╔══
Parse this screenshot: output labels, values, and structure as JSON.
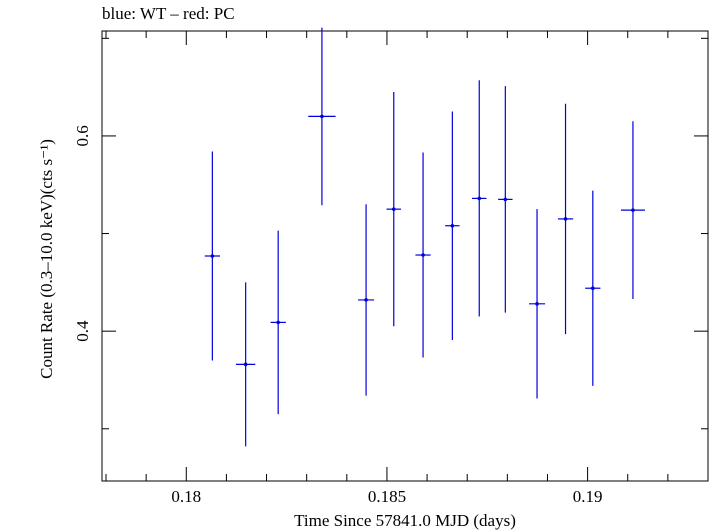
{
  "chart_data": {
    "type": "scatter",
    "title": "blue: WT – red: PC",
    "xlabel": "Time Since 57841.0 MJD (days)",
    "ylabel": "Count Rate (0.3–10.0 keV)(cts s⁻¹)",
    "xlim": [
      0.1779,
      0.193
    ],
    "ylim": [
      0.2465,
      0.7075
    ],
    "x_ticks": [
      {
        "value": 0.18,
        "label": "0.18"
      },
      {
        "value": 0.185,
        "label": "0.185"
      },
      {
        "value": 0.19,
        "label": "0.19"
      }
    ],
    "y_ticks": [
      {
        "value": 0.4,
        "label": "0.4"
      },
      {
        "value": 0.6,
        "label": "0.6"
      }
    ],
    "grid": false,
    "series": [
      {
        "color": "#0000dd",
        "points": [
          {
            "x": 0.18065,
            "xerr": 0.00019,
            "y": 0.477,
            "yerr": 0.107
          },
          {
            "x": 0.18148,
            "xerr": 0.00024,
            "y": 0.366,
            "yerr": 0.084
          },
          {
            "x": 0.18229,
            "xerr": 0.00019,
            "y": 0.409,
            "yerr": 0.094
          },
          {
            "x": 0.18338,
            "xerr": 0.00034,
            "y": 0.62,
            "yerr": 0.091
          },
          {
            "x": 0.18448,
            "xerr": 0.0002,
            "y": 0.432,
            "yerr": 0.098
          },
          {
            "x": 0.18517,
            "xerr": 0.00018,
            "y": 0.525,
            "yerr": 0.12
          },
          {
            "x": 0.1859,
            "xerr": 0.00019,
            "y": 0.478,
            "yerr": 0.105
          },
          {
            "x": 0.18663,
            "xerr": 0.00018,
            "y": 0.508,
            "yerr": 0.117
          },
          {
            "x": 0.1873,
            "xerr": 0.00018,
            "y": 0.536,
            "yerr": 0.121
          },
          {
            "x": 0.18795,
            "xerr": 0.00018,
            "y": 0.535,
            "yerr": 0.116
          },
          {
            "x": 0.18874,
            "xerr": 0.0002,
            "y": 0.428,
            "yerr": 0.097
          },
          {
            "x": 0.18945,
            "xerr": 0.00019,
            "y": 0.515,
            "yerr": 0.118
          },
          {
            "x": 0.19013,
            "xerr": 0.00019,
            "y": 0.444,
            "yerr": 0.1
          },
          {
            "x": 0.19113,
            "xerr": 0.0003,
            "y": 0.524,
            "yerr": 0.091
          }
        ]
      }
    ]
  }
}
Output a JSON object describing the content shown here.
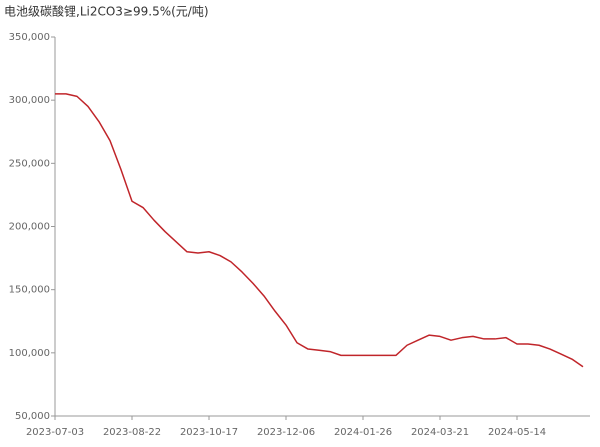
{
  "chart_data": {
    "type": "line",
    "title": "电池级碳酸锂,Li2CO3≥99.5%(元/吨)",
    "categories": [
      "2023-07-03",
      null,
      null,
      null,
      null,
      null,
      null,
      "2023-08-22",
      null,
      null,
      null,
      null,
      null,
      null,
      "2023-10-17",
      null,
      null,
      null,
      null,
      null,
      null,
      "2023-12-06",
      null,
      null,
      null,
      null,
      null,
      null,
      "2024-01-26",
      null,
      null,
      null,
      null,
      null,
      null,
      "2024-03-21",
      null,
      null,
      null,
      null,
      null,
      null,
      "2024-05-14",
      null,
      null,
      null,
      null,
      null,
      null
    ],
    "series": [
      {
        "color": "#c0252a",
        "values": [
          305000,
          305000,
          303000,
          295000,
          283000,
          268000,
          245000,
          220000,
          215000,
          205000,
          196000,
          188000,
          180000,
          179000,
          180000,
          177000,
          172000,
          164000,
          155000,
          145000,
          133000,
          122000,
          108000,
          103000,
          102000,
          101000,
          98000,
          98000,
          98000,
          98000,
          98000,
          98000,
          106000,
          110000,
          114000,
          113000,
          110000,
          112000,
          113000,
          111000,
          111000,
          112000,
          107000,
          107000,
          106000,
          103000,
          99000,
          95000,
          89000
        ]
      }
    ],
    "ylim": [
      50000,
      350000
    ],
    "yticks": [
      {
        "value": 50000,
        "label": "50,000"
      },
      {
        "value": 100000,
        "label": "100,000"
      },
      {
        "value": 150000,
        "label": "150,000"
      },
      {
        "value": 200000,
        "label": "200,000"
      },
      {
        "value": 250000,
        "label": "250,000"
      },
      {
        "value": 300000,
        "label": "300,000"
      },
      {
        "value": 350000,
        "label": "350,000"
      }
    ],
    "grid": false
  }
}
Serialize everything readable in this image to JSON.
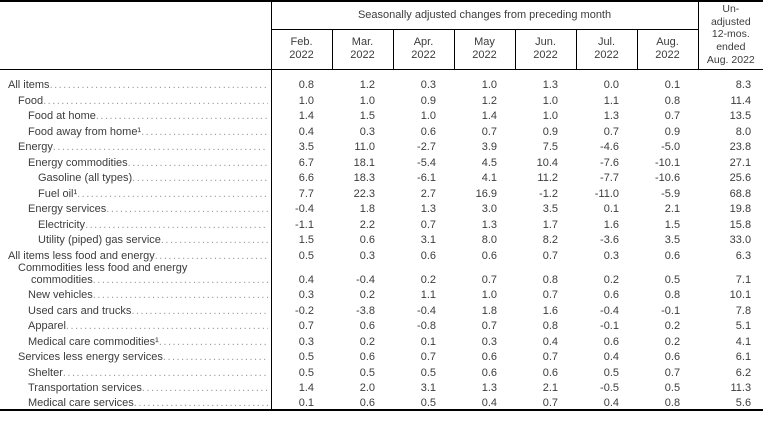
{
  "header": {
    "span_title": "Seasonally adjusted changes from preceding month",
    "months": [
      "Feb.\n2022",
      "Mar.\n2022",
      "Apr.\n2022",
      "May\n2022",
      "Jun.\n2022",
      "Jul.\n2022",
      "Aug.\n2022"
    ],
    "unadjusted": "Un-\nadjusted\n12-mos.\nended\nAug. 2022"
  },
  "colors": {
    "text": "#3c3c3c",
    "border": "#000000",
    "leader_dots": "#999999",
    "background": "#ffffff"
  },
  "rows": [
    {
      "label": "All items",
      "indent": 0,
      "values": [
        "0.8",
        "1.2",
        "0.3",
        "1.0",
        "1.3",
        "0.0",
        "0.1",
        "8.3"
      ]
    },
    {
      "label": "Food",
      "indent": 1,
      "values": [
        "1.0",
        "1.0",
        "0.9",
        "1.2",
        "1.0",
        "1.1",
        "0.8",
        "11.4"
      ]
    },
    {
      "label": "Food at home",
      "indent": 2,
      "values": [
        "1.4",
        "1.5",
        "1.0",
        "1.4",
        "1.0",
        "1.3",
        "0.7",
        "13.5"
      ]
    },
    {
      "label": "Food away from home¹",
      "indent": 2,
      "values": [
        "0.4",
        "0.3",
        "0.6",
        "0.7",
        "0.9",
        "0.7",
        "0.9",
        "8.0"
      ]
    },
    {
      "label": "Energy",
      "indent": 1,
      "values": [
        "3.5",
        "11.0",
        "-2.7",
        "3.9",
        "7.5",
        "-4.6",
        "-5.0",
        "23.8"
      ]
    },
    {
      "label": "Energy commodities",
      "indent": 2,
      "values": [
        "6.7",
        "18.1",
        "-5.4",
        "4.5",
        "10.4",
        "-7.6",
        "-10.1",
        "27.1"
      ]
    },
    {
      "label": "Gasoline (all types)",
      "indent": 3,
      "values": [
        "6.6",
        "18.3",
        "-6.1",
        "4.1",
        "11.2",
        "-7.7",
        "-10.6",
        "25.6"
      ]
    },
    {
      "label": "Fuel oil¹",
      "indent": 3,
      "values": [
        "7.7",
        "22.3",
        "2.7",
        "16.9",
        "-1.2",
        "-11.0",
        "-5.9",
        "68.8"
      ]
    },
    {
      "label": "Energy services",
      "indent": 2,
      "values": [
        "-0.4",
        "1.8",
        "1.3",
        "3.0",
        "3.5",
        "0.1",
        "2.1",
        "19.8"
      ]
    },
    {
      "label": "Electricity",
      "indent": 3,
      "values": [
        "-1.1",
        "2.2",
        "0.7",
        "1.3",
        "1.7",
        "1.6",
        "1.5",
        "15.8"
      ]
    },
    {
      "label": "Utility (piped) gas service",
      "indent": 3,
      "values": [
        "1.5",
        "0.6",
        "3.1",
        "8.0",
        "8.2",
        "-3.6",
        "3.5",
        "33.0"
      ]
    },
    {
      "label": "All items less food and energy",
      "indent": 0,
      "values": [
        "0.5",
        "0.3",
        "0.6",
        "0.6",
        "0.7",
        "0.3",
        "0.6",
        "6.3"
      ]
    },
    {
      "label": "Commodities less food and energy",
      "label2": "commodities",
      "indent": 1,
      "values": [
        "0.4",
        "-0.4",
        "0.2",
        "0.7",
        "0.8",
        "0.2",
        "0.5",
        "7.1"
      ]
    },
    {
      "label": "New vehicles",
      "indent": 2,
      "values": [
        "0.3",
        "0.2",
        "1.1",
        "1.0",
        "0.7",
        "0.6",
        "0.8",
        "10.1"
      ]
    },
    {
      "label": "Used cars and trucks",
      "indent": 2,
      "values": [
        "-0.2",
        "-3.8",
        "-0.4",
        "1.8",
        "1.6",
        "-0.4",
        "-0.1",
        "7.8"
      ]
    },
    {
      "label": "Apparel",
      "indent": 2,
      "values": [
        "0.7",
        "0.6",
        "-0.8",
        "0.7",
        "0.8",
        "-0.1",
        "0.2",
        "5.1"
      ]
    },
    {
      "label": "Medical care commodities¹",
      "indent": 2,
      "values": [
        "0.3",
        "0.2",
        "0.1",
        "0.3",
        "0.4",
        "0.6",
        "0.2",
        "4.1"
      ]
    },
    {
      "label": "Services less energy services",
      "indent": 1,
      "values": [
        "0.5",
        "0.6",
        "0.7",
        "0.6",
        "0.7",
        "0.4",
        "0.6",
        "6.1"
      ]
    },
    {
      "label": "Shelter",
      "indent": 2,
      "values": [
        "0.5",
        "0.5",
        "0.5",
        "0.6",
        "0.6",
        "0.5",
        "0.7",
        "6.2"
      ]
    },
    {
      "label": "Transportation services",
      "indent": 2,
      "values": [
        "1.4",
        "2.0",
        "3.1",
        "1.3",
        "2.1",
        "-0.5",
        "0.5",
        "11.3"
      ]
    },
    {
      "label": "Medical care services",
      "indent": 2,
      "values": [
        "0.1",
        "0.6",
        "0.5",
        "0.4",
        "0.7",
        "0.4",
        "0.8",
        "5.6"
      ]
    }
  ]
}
╚══
__What you have to do__
Read through the entries and copy every line that includes "this".

__Task response__
Parse this screenshot: output labels, values, and structure as JSON.
Serialize everything readable in this image to JSON.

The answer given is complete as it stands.